• **REQUIRED ACTION**
Report, as a bare number, how many lines in the data contain "CAPICE".

[Stored data entries]

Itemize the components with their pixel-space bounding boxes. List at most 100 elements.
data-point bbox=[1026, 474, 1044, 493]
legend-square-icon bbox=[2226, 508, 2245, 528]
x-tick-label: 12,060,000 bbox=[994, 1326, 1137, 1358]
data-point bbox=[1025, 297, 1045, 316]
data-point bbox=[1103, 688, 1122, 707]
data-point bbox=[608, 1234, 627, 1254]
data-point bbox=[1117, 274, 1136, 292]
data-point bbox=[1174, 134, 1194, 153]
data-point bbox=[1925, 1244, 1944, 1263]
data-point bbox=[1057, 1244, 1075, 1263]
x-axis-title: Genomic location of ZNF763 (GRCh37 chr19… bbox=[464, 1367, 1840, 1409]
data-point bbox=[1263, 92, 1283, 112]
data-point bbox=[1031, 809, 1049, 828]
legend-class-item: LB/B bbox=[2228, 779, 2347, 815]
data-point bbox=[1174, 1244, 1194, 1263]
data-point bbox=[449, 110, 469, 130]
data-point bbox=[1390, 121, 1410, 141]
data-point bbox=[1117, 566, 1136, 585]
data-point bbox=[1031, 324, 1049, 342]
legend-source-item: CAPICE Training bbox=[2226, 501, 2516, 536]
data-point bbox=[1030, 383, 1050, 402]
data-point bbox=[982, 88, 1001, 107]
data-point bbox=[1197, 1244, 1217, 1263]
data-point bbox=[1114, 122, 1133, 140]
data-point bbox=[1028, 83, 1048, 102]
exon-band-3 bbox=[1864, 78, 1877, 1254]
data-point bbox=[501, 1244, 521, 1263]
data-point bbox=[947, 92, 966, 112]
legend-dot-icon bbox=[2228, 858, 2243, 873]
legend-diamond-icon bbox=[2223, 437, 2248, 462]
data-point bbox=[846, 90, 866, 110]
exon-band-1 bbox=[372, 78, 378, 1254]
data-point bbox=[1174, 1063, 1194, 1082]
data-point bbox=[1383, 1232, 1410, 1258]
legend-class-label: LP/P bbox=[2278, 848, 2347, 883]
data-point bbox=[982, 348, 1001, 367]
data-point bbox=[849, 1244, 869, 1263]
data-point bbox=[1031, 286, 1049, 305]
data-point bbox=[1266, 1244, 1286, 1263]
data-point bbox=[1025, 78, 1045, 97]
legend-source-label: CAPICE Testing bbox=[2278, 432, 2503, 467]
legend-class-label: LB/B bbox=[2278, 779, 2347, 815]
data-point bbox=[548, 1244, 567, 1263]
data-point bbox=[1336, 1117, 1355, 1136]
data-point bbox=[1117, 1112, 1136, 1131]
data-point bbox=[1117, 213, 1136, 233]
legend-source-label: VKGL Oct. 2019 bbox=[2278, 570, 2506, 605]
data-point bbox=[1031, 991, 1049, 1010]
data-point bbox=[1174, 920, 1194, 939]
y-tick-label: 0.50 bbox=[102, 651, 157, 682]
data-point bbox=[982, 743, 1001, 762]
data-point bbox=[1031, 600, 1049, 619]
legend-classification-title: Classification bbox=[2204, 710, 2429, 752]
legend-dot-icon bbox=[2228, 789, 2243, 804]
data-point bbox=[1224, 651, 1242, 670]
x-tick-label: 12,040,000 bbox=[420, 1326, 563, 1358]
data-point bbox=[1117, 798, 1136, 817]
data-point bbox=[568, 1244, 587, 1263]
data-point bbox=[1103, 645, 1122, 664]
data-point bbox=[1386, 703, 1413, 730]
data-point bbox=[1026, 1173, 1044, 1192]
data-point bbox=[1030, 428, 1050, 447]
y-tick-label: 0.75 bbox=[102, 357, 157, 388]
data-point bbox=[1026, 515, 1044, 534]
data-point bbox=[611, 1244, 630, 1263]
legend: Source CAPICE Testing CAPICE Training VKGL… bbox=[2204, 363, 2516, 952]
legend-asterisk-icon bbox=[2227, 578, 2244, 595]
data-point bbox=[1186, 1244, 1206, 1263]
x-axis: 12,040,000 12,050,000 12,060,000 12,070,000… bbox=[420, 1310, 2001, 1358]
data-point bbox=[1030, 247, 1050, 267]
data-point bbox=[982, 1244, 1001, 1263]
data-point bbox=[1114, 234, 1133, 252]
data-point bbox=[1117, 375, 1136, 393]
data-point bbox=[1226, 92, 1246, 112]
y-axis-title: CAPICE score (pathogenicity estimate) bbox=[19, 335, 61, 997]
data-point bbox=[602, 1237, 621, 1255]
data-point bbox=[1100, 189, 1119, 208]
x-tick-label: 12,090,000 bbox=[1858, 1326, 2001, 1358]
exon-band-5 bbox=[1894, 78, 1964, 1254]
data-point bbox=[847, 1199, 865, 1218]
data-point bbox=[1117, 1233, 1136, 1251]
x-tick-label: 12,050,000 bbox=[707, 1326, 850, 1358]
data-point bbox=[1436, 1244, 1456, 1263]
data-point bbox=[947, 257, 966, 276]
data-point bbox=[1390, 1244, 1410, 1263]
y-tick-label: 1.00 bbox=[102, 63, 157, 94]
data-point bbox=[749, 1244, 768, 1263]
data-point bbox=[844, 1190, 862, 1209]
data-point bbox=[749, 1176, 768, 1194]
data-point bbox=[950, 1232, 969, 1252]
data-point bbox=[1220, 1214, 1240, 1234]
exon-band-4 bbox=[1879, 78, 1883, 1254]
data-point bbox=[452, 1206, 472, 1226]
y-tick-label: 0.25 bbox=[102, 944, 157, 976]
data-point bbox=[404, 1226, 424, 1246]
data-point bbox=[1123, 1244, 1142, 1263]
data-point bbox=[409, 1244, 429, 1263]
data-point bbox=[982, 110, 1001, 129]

• **REPLY**
4